Data provided =
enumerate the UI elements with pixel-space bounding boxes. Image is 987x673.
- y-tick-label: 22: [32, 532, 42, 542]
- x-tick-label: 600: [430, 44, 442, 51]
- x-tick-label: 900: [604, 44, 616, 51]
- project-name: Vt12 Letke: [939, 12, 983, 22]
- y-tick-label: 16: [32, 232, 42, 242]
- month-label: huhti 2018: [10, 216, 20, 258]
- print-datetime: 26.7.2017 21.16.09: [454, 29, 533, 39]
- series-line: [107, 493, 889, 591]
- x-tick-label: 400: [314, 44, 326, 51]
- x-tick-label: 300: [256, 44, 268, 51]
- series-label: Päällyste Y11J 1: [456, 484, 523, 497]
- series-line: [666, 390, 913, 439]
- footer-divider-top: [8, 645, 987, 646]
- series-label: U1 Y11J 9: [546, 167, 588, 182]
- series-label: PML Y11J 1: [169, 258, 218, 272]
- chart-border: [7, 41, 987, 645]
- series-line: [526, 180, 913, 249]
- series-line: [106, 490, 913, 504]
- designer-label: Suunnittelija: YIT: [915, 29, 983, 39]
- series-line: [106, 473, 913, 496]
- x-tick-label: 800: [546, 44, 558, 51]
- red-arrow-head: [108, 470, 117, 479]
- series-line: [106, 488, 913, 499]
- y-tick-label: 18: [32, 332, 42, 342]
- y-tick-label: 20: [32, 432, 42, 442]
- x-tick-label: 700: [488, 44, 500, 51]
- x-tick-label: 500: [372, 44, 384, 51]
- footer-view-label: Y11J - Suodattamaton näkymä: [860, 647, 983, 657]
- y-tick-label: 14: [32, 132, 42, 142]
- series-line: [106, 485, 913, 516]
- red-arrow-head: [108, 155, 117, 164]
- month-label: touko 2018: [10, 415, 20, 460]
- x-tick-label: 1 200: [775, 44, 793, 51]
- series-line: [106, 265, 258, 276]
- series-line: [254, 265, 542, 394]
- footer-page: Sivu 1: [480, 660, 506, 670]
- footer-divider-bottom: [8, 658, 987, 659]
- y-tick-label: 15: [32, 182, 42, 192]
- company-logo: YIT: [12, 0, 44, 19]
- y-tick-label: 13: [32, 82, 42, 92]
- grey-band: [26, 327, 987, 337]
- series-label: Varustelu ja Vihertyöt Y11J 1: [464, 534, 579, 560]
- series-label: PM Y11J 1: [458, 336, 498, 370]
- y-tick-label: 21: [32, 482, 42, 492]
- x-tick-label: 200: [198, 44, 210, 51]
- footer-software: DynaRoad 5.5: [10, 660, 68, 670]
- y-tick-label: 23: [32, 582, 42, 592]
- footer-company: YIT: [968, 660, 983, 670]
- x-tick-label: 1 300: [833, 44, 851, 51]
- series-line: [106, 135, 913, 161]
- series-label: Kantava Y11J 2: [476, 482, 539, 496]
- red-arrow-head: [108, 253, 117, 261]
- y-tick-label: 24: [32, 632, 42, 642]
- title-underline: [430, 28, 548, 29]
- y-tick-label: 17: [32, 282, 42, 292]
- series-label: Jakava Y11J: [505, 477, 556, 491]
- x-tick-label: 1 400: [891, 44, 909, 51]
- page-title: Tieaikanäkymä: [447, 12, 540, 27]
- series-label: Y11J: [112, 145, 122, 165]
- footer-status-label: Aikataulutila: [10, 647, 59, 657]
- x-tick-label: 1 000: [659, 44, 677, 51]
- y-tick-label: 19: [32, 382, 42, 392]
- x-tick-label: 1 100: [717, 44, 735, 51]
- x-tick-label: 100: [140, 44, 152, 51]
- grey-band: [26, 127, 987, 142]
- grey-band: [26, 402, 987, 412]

Task = Reproduce verbatim the lines of the records above, running from the beginning of the records through the line containing "- print-datetime: 26.7.2017", both ends included.

Result of the task =
enumerate the UI elements with pixel-space bounding boxes. Image is 987x673.
- y-tick-label: 22: [32, 532, 42, 542]
- x-tick-label: 600: [430, 44, 442, 51]
- x-tick-label: 900: [604, 44, 616, 51]
- project-name: Vt12 Letke: [939, 12, 983, 22]
- y-tick-label: 16: [32, 232, 42, 242]
- month-label: huhti 2018: [10, 216, 20, 258]
- print-datetime: 26.7.2017 21.16.09: [454, 29, 533, 39]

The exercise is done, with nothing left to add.